== Exercise inputs ==
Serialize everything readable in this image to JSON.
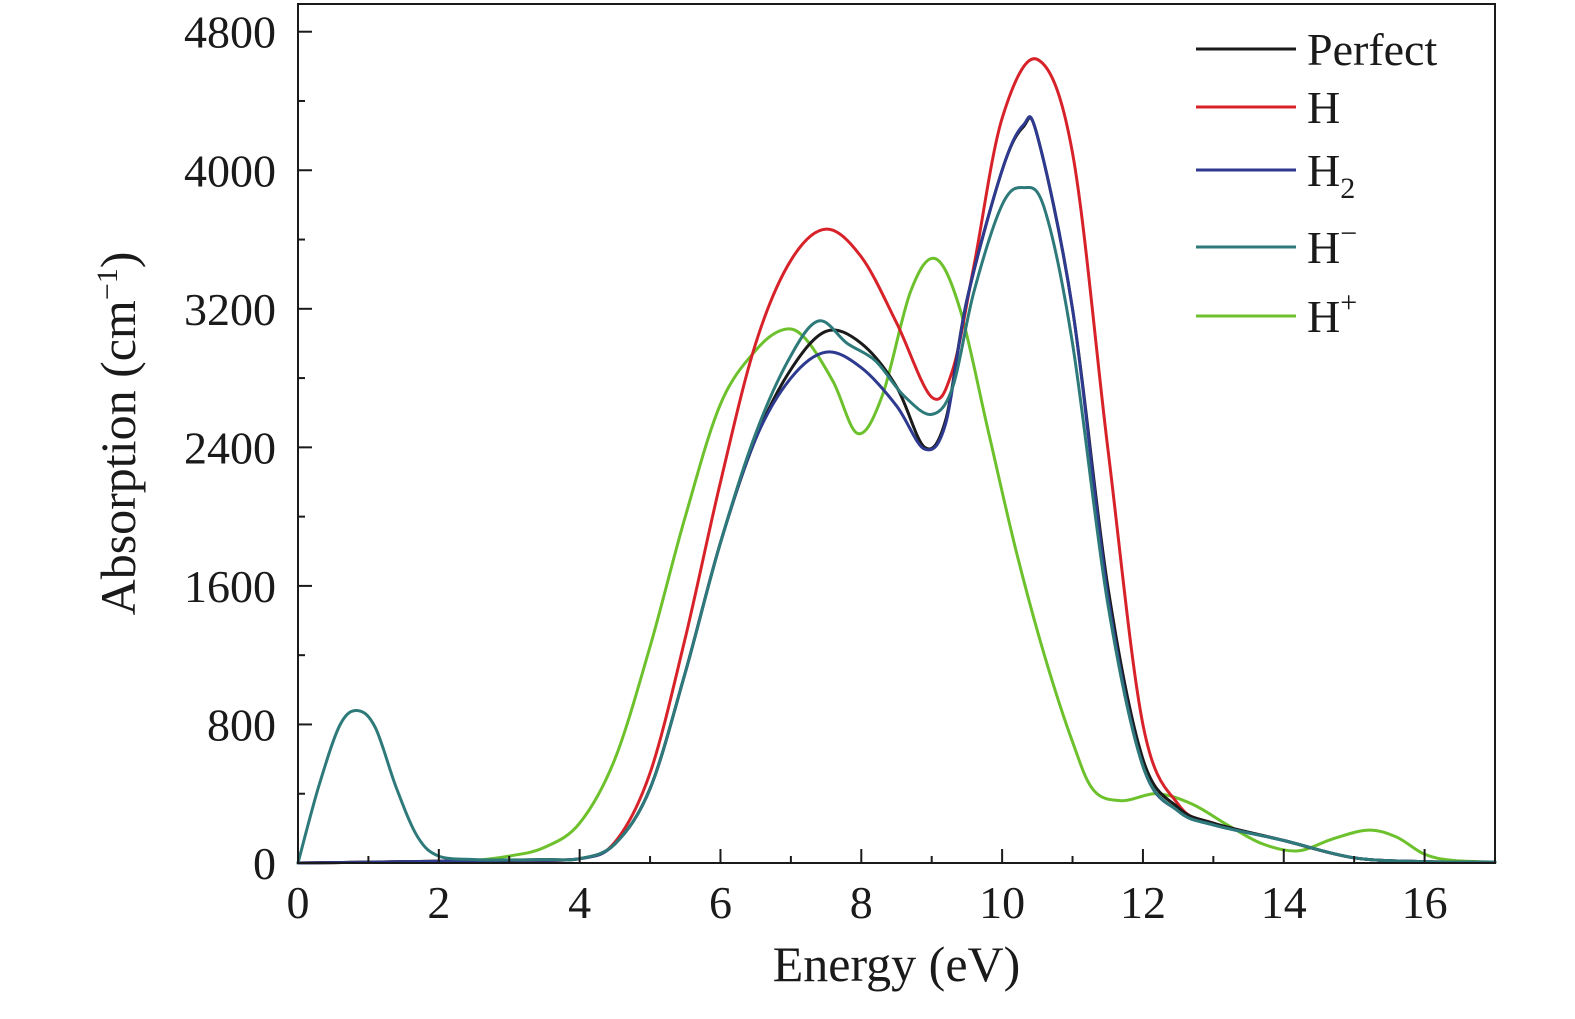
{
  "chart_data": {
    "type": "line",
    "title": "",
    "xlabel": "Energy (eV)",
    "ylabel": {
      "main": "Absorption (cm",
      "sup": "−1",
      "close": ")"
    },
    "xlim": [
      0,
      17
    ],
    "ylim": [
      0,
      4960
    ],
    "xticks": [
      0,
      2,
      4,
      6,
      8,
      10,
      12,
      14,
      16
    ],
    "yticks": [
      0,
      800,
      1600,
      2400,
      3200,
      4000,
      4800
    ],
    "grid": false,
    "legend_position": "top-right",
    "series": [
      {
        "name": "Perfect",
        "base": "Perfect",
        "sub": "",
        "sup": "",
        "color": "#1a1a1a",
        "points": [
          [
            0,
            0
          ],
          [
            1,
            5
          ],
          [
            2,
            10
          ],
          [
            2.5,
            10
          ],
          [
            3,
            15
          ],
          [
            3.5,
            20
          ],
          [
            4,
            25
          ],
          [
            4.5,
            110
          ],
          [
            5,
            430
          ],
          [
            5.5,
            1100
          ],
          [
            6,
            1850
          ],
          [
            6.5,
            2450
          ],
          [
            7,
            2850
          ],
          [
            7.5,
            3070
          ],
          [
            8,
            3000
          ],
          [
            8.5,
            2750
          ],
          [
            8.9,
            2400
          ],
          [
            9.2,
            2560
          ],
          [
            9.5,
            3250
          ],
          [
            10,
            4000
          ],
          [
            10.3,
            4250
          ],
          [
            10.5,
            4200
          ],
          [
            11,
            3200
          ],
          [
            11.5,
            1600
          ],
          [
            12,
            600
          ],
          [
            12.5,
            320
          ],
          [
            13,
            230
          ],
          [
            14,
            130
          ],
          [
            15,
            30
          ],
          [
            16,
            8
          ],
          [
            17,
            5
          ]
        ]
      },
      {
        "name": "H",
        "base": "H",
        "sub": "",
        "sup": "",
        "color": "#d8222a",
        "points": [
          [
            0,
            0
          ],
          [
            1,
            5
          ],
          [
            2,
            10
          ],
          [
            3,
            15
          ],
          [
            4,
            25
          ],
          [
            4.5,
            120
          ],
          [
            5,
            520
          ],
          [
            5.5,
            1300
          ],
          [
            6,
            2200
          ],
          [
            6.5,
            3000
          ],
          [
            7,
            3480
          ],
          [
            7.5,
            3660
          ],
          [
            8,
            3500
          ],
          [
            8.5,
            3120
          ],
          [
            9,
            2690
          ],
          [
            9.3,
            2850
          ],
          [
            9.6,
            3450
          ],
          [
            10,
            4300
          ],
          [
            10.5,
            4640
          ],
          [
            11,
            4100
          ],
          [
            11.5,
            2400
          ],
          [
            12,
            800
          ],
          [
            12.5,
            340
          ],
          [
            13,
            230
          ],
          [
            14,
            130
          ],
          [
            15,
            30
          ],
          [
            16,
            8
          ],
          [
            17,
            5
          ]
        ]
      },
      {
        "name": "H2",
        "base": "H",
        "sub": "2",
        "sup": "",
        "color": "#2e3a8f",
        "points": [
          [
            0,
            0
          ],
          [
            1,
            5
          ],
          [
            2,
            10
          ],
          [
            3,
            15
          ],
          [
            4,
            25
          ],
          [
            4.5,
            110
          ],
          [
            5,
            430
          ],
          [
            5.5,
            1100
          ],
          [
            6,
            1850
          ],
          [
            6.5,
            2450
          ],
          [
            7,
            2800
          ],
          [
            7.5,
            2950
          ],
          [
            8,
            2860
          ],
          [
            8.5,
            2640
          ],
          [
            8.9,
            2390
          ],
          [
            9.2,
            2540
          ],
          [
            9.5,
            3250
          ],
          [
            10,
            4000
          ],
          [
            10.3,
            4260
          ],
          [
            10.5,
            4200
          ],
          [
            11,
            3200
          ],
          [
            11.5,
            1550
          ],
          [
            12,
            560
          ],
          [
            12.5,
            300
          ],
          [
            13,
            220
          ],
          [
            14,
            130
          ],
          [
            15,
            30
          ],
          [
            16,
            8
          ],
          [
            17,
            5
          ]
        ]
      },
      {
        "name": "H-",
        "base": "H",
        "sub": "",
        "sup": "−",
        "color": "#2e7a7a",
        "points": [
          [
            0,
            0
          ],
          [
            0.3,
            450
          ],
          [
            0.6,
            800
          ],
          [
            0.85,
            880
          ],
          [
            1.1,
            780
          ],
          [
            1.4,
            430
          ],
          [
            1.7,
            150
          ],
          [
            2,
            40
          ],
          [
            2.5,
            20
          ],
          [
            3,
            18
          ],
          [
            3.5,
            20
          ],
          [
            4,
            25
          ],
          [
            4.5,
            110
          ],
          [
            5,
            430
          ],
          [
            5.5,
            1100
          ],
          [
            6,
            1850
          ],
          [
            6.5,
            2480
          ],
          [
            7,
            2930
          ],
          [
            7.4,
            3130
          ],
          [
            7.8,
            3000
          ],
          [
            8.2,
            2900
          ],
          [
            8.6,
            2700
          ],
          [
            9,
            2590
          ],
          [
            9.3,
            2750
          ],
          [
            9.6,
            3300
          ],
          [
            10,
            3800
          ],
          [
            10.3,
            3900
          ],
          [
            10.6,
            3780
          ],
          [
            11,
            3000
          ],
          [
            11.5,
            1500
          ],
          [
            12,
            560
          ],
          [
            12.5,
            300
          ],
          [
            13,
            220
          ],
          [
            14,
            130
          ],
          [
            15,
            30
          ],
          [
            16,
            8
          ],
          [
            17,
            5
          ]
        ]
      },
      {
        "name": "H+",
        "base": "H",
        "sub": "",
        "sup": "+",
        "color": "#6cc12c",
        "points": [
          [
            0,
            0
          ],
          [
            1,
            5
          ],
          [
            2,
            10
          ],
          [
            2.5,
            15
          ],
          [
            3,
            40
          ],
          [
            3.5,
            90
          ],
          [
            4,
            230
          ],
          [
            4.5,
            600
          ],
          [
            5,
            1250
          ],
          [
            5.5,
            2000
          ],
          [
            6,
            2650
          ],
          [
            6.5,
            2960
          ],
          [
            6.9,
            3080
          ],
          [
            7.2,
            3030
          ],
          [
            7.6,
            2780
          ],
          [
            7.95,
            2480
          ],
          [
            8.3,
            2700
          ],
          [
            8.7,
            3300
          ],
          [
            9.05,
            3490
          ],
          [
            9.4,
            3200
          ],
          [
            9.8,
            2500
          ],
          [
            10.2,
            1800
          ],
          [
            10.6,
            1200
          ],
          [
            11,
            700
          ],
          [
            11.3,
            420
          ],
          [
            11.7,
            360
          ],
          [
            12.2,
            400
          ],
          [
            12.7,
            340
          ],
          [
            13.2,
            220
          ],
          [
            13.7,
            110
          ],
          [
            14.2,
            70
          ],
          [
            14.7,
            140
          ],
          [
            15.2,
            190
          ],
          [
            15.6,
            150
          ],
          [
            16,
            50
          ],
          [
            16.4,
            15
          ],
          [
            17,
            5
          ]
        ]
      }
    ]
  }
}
===
== Exercise inputs ==
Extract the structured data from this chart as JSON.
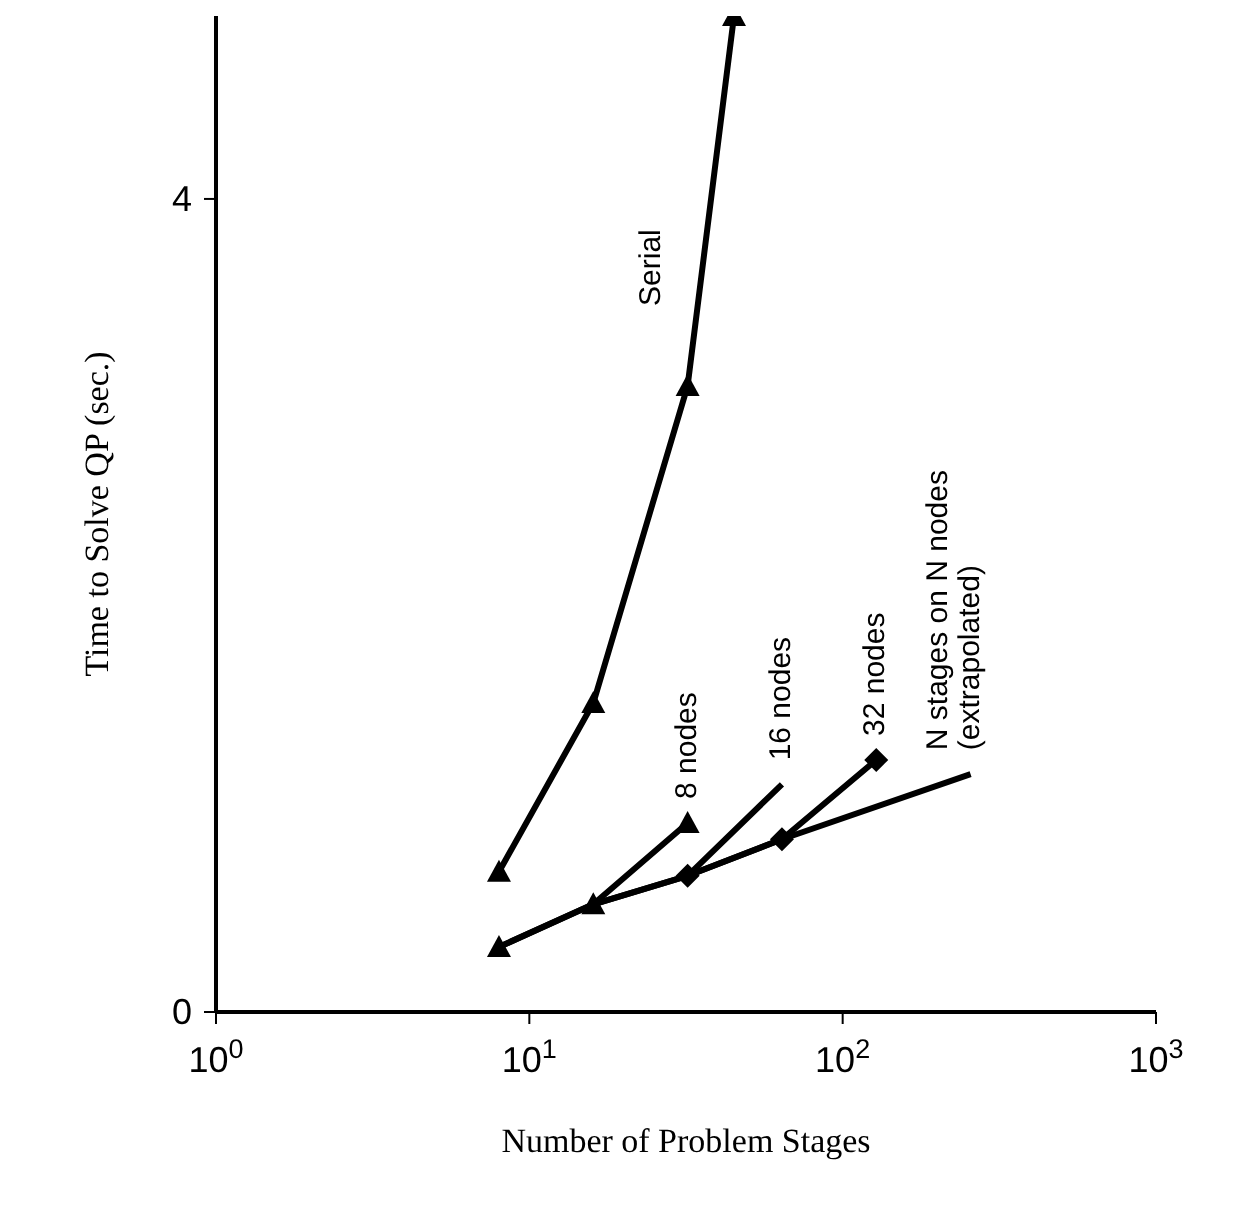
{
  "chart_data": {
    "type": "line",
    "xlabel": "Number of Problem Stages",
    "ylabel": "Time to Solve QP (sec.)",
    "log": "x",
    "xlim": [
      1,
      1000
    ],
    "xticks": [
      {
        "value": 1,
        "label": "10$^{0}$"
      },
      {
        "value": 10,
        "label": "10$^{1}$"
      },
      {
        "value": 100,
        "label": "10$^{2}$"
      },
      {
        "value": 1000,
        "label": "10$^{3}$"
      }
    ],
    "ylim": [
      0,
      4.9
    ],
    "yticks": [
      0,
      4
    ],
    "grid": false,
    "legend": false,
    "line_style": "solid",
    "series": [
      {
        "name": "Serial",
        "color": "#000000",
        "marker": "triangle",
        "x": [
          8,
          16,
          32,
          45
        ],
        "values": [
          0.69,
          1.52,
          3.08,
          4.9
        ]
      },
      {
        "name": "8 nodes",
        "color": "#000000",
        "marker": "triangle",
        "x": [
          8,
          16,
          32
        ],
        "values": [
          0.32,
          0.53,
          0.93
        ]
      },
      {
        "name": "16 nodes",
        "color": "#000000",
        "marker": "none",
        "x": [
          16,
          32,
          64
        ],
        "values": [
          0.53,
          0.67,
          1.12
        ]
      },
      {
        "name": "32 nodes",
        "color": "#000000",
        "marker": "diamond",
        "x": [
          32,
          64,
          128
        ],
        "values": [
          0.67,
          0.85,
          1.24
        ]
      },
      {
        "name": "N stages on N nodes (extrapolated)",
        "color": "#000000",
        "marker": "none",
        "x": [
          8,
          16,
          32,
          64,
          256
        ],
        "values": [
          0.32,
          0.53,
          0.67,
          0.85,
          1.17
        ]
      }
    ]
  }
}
===
Written task: Report back each line of the entries that holds the string "nodes".

Task result:
        "name": "8 nodes",
        "name": "16 nodes",
        "name": "32 nodes",
        "name": "N stages on N nodes (extrapolated)",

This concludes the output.